Exercise brief: Continue the forum post below about the leaking Fluval Osaka tank, starting right after its last sentence.

Provided passage:
I have had problems with the Fluval Osaka though... and I'm not sure what the cause of problem was entirely. We got it second hand from a friend who never actually used it. He had it sitting there for 1 year though. Anyway when we got, we filled it up and then there was a small leak at the back corner. We siliconed the back. Filled it up again.. started to leak at the front. We took it outside to see how bad it would leak. It was SUPER bad. The water was spewing out at 6 different locations. So I stripped 80 percent of the silicone on the bottom and re-siliconed the entire thing. Now its running perfectly (cross fingers). The silicone was very brittle and came off really easy though. I'm not sure if this was a manufacturing issue or if we moved it too many times, or if it was because it sat there for 1 year without being used.... We looked all over online but couldn't find any comments about people having problems or anything (for that matter I couldn't find a lot of information at all). Apparently the tank is now discontinued (after only a year). 

The tank construction is slightly different from what i've seen. Bottom is constructed out of 1 large sheet, but then have skinner sheets on the corners. I like this, mainly because it gives redundancy on the seals. If one silicone seal breaks, it won't leak. It'll take two breaks in the same location before it can leak. That was in theory, but mine still leaked.... 

I also like the edges. The front and sides are one piece, so the only corner joints are the two in the back. And they are done very nicely so no worry about the pealing silicone edges.

Source information:
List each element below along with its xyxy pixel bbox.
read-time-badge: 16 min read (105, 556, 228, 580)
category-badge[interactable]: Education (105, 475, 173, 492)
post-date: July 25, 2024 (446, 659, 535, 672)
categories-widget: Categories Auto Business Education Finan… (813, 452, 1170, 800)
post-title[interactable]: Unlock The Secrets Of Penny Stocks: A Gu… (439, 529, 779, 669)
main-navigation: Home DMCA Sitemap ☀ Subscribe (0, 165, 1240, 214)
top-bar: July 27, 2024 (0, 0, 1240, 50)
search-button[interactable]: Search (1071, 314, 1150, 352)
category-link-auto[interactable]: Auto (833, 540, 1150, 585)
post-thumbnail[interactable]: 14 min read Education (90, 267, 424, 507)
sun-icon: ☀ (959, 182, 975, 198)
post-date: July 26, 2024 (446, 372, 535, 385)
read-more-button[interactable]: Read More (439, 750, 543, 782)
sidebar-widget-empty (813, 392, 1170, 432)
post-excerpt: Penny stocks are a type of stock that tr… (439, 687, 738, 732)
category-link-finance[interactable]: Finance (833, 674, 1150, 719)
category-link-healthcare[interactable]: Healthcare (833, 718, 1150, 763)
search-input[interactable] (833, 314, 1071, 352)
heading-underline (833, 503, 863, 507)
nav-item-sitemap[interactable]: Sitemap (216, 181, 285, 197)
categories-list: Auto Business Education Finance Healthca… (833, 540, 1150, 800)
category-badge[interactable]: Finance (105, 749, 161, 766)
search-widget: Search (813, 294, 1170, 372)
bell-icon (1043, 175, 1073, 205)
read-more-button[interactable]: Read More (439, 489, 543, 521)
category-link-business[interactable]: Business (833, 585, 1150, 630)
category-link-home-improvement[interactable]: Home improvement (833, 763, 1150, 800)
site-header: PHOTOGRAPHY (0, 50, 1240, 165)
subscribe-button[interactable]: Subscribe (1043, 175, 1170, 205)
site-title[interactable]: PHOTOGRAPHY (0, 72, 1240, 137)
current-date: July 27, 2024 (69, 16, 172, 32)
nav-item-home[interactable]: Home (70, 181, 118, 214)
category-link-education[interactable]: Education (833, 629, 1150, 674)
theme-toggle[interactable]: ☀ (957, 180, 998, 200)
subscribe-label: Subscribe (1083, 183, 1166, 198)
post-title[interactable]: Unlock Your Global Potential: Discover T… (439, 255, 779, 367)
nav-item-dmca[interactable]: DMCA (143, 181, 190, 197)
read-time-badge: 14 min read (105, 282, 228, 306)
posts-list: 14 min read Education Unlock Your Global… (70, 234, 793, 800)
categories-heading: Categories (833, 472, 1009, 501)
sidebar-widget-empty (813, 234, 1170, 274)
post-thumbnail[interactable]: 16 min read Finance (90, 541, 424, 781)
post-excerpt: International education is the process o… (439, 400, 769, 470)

Task answer:
I love the canister too. Probably because I am a super geek and like the fact that I can mix and match different medias in it (6 compartments). Never had it leak on my (except for when my husband pulled the hose out of the canister without closing the valve). I've never had a problem with it (but I've been using it for only 3 months now).


----------



## summit (Aug 22, 2010)

thanks guys, so I forgot to add the filter to the Fluval osaka, so that made the price go up quite a bit so I have decided on the 20. I picked up the tank today with some driftwood, and have the wood soaking as we speak, I think I am going to go with seachem onyx sand for the substrate which I will pick up tommorrow hopefully, along with the Fluval 105, then lighting to follow.

I may as well do something with the 8 gallon I have now, its a nice bowfront but the pump is blown out, so maybe it will make a nice shrimp tank, what kind of filter should I be looking for in a shrimp tank at 8 gallon so as not to suck up the babies? I have heard the best way is to put a sponge filter in? Would you also put in a powerhead for water cirulation?

I have on of these already, would this be good to rase shrimp?
http://www.mrpets.ca/Products/Product.aspx?ID=4019&&categoryid=3


----------



## summit (Aug 22, 2010)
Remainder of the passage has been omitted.